Quote every line as given.

LISTED ENTRIES:
·····
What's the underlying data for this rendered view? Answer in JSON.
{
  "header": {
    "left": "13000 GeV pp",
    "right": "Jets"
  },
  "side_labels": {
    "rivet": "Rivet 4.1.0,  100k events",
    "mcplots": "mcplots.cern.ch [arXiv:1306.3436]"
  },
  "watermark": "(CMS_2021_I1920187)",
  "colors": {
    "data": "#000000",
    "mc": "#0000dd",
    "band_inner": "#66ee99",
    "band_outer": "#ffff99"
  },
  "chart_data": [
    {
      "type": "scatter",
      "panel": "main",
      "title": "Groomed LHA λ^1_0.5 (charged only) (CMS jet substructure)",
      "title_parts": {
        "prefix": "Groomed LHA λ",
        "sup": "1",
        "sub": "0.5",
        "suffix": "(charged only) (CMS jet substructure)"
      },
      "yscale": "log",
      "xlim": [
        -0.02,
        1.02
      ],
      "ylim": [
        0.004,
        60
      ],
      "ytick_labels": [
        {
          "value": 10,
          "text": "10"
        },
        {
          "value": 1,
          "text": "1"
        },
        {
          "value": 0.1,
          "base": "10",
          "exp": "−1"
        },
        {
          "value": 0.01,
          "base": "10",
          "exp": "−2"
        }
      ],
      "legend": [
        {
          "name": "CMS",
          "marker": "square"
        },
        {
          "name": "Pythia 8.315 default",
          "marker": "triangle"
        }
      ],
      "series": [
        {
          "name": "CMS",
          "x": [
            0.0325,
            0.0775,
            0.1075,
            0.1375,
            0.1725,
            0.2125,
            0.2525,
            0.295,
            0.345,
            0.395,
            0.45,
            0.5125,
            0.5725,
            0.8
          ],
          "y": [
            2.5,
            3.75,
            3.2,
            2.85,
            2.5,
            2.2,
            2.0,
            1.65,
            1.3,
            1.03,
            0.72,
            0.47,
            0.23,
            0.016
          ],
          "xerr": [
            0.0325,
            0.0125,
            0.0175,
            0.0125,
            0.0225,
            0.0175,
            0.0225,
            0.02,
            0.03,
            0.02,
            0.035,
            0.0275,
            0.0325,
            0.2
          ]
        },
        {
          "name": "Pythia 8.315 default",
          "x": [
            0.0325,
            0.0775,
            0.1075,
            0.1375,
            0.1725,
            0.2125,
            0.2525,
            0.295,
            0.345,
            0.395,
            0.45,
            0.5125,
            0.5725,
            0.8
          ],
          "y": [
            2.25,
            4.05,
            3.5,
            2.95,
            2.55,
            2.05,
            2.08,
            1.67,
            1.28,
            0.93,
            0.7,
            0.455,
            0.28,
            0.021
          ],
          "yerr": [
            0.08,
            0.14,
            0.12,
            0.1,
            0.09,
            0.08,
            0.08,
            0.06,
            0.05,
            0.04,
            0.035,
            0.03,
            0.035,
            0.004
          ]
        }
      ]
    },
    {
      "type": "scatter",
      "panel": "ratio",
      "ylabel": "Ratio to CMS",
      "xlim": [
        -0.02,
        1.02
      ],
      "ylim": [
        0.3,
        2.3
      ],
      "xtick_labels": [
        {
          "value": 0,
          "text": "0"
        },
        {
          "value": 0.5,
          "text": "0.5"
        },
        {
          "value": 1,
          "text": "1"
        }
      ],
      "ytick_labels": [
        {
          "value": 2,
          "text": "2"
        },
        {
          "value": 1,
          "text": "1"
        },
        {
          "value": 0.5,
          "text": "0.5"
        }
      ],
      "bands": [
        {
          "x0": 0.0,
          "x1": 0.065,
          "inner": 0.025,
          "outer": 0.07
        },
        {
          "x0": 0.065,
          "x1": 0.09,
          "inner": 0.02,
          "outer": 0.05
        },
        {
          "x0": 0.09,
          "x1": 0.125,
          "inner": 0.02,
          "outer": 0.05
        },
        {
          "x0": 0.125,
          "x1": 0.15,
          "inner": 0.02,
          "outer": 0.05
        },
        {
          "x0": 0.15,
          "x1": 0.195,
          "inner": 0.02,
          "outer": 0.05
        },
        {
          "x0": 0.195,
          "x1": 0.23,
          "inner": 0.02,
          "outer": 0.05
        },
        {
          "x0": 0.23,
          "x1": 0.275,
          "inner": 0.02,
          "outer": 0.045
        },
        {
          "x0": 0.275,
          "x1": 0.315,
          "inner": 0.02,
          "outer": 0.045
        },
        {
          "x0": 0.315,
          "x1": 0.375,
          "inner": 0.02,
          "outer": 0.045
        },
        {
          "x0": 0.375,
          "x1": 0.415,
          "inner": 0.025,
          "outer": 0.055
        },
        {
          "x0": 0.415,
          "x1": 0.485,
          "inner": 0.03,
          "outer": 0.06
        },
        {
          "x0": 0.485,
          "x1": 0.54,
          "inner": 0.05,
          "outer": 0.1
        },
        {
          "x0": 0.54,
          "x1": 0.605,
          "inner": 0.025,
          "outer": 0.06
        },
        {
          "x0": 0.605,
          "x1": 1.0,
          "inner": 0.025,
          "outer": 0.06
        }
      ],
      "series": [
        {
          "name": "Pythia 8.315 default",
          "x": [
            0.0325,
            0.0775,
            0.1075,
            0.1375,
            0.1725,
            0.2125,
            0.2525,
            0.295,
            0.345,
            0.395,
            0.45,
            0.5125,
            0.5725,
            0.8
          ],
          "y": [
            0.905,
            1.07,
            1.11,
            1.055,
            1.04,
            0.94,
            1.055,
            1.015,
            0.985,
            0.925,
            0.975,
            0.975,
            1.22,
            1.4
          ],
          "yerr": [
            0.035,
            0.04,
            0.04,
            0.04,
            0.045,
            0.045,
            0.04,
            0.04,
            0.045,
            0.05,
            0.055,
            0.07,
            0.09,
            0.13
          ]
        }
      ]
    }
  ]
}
·····
WRITTEN SOLUTION:
What's the underlying data for this rendered view? Answer in JSON.
{
  "header": {
    "left": "13000 GeV pp",
    "right": "Jets"
  },
  "side_labels": {
    "rivet": "Rivet 4.1.0,  100k events",
    "mcplots": "mcplots.cern.ch [arXiv:1306.3436]"
  },
  "watermark": "(CMS_2021_I1920187)",
  "colors": {
    "data": "#000000",
    "mc": "#0000dd",
    "band_inner": "#66ee99",
    "band_outer": "#ffff99"
  },
  "chart_data": [
    {
      "type": "scatter",
      "panel": "main",
      "title": "Groomed LHA λ^1_0.5 (charged only) (CMS jet substructure)",
      "title_parts": {
        "prefix": "Groomed LHA λ",
        "sup": "1",
        "sub": "0.5",
        "suffix": "(charged only) (CMS jet substructure)"
      },
      "yscale": "log",
      "xlim": [
        -0.02,
        1.02
      ],
      "ylim": [
        0.004,
        60
      ],
      "ytick_labels": [
        {
          "value": 10,
          "text": "10"
        },
        {
          "value": 1,
          "text": "1"
        },
        {
          "value": 0.1,
          "base": "10",
          "exp": "−1"
        },
        {
          "value": 0.01,
          "base": "10",
          "exp": "−2"
        }
      ],
      "legend": [
        {
          "name": "CMS",
          "marker": "square"
        },
        {
          "name": "Pythia 8.315 default",
          "marker": "triangle"
        }
      ],
      "series": [
        {
          "name": "CMS",
          "x": [
            0.0325,
            0.0775,
            0.1075,
            0.1375,
            0.1725,
            0.2125,
            0.2525,
            0.295,
            0.345,
            0.395,
            0.45,
            0.5125,
            0.5725,
            0.8
          ],
          "y": [
            2.5,
            3.75,
            3.2,
            2.85,
            2.5,
            2.2,
            2.0,
            1.65,
            1.3,
            1.03,
            0.72,
            0.47,
            0.23,
            0.016
          ],
          "xerr": [
            0.0325,
            0.0125,
            0.0175,
            0.0125,
            0.0225,
            0.0175,
            0.0225,
            0.02,
            0.03,
            0.02,
            0.035,
            0.0275,
            0.0325,
            0.2
          ]
        },
        {
          "name": "Pythia 8.315 default",
          "x": [
            0.0325,
            0.0775,
            0.1075,
            0.1375,
            0.1725,
            0.2125,
            0.2525,
            0.295,
            0.345,
            0.395,
            0.45,
            0.5125,
            0.5725,
            0.8
          ],
          "y": [
            2.25,
            4.05,
            3.5,
            2.95,
            2.55,
            2.05,
            2.08,
            1.67,
            1.28,
            0.93,
            0.7,
            0.455,
            0.28,
            0.021
          ],
          "yerr": [
            0.08,
            0.14,
            0.12,
            0.1,
            0.09,
            0.08,
            0.08,
            0.06,
            0.05,
            0.04,
            0.035,
            0.03,
            0.035,
            0.004
          ]
        }
      ]
    },
    {
      "type": "scatter",
      "panel": "ratio",
      "ylabel": "Ratio to CMS",
      "xlim": [
        -0.02,
        1.02
      ],
      "ylim": [
        0.3,
        2.3
      ],
      "xtick_labels": [
        {
          "value": 0,
          "text": "0"
        },
        {
          "value": 0.5,
          "text": "0.5"
        },
        {
          "value": 1,
          "text": "1"
        }
      ],
      "ytick_labels": [
        {
          "value": 2,
          "text": "2"
        },
        {
          "value": 1,
          "text": "1"
        },
        {
          "value": 0.5,
          "text": "0.5"
        }
      ],
      "bands": [
        {
          "x0": 0.0,
          "x1": 0.065,
          "inner": 0.025,
          "outer": 0.07
        },
        {
          "x0": 0.065,
          "x1": 0.09,
          "inner": 0.02,
          "outer": 0.05
        },
        {
          "x0": 0.09,
          "x1": 0.125,
          "inner": 0.02,
          "outer": 0.05
        },
        {
          "x0": 0.125,
          "x1": 0.15,
          "inner": 0.02,
          "outer": 0.05
        },
        {
          "x0": 0.15,
          "x1": 0.195,
          "inner": 0.02,
          "outer": 0.05
        },
        {
          "x0": 0.195,
          "x1": 0.23,
          "inner": 0.02,
          "outer": 0.05
        },
        {
          "x0": 0.23,
          "x1": 0.275,
          "inner": 0.02,
          "outer": 0.045
        },
        {
          "x0": 0.275,
          "x1": 0.315,
          "inner": 0.02,
          "outer": 0.045
        },
        {
          "x0": 0.315,
          "x1": 0.375,
          "inner": 0.02,
          "outer": 0.045
        },
        {
          "x0": 0.375,
          "x1": 0.415,
          "inner": 0.025,
          "outer": 0.055
        },
        {
          "x0": 0.415,
          "x1": 0.485,
          "inner": 0.03,
          "outer": 0.06
        },
        {
          "x0": 0.485,
          "x1": 0.54,
          "inner": 0.05,
          "outer": 0.1
        },
        {
          "x0": 0.54,
          "x1": 0.605,
          "inner": 0.025,
          "outer": 0.06
        },
        {
          "x0": 0.605,
          "x1": 1.0,
          "inner": 0.025,
          "outer": 0.06
        }
      ],
      "series": [
        {
          "name": "Pythia 8.315 default",
          "x": [
            0.0325,
            0.0775,
            0.1075,
            0.1375,
            0.1725,
            0.2125,
            0.2525,
            0.295,
            0.345,
            0.395,
            0.45,
            0.5125,
            0.5725,
            0.8
          ],
          "y": [
            0.905,
            1.07,
            1.11,
            1.055,
            1.04,
            0.94,
            1.055,
            1.015,
            0.985,
            0.925,
            0.975,
            0.975,
            1.22,
            1.4
          ],
          "yerr": [
            0.035,
            0.04,
            0.04,
            0.04,
            0.045,
            0.045,
            0.04,
            0.04,
            0.045,
            0.05,
            0.055,
            0.07,
            0.09,
            0.13
          ]
        }
      ]
    }
  ]
}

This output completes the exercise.